(Rows from a dataset)
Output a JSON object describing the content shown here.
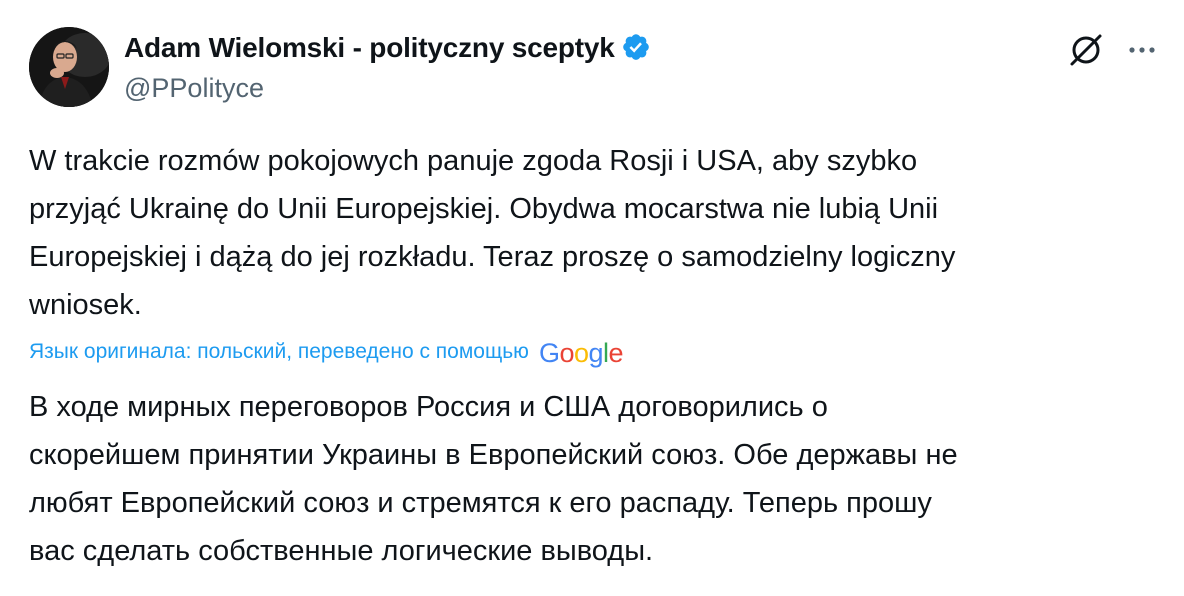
{
  "author": {
    "name": "Adam Wielomski - polityczny sceptyk",
    "handle": "@PPolityce",
    "verified": true
  },
  "icons": {
    "grok": "grok-icon",
    "more": "more-icon",
    "verified": "verified-badge-icon"
  },
  "tweet": {
    "original_text": "W trakcie rozmów pokojowych panuje zgoda Rosji i USA, aby szybko\nprzyjąć Ukrainę do Unii Europejskiej. Obydwa mocarstwa nie lubią Unii\nEuropejskiej i dążą do jej rozkładu. Teraz proszę o samodzielny logiczny\nwniosek.",
    "translation_note": "Язык оригинала: польский, переведено с помощью",
    "translation_provider": "Google",
    "translated_text": "В ходе мирных переговоров Россия и США договорились о\nскорейшем принятии Украины в Европейский союз. Обе державы не\nлюбят Европейский союз и стремятся к его распаду. Теперь прошу\nвас сделать собственные логические выводы."
  },
  "colors": {
    "text": "#0f1419",
    "secondary": "#536471",
    "link": "#1d9bf0",
    "verified": "#1d9bf0",
    "google_blue": "#4285f4",
    "google_red": "#ea4335",
    "google_yellow": "#fbbc05",
    "google_green": "#34a853"
  }
}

◆ TASK TO COMPLETE:
The records above should be reproduced exactly, with no pictures included.

◆ ANSWER FOR THE TASK:
Output a JSON object describing the content shown here.
{
  "author": {
    "name": "Adam Wielomski - polityczny sceptyk",
    "handle": "@PPolityce",
    "verified": true
  },
  "icons": {
    "grok": "grok-icon",
    "more": "more-icon",
    "verified": "verified-badge-icon"
  },
  "tweet": {
    "original_text": "W trakcie rozmów pokojowych panuje zgoda Rosji i USA, aby szybko\nprzyjąć Ukrainę do Unii Europejskiej. Obydwa mocarstwa nie lubią Unii\nEuropejskiej i dążą do jej rozkładu. Teraz proszę o samodzielny logiczny\nwniosek.",
    "translation_note": "Язык оригинала: польский, переведено с помощью",
    "translation_provider": "Google",
    "translated_text": "В ходе мирных переговоров Россия и США договорились о\nскорейшем принятии Украины в Европейский союз. Обе державы не\nлюбят Европейский союз и стремятся к его распаду. Теперь прошу\nвас сделать собственные логические выводы."
  },
  "colors": {
    "text": "#0f1419",
    "secondary": "#536471",
    "link": "#1d9bf0",
    "verified": "#1d9bf0",
    "google_blue": "#4285f4",
    "google_red": "#ea4335",
    "google_yellow": "#fbbc05",
    "google_green": "#34a853"
  }
}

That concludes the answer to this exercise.